Instructions for the task – Will you extract the entries word for word? Images should not appear in the copy.

Stored items:
§
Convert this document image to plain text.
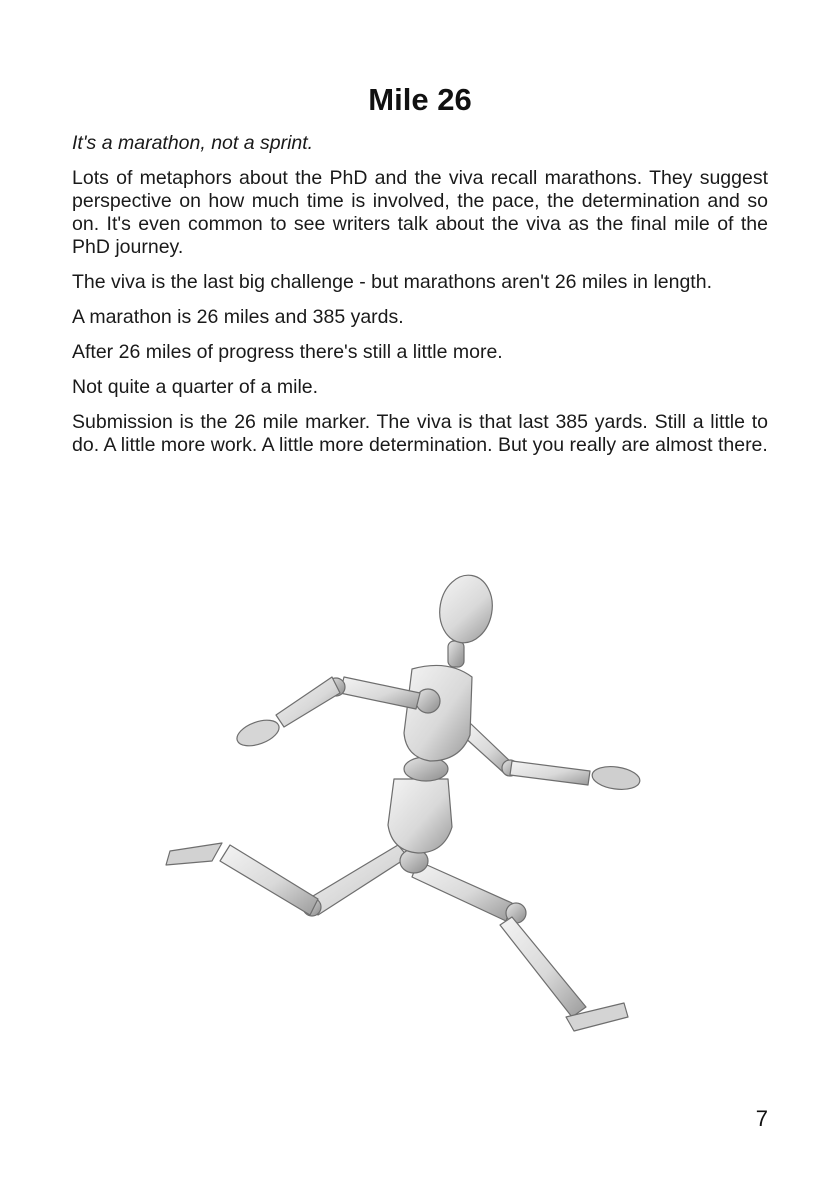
Mile 26

It's a marathon, not a sprint.

Lots of metaphors about the PhD and the viva recall marathons. They suggest perspective on how much time is involved, the pace, the determination and so on. It's even common to see writers talk about the viva as the final mile of the PhD journey.

The viva is the last big challenge - but marathons aren't 26 miles in length.

A marathon is 26 miles and 385 yards.

After 26 miles of progress there's still a little more.

Not quite a quarter of a mile.

Submission is the 26 mile marker. The viva is that last 385 yards. Still a little to do. A little more work. A little more determination. But you really are almost there.

7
§
Finished task –
Convert this document image to plain text.
Mile 26

It's a marathon, not a sprint.

Lots of metaphors about the PhD and the viva recall marathons. They suggest perspective on how much time is involved, the pace, the determination and so on. It's even common to see writers talk about the viva as the final mile of the PhD journey.

The viva is the last big challenge - but marathons aren't 26 miles in length.

A marathon is 26 miles and 385 yards.

After 26 miles of progress there's still a little more.

Not quite a quarter of a mile.

Submission is the 26 mile marker. The viva is that last 385 yards. Still a little to do. A little more work. A little more determination. But you really are almost there.

7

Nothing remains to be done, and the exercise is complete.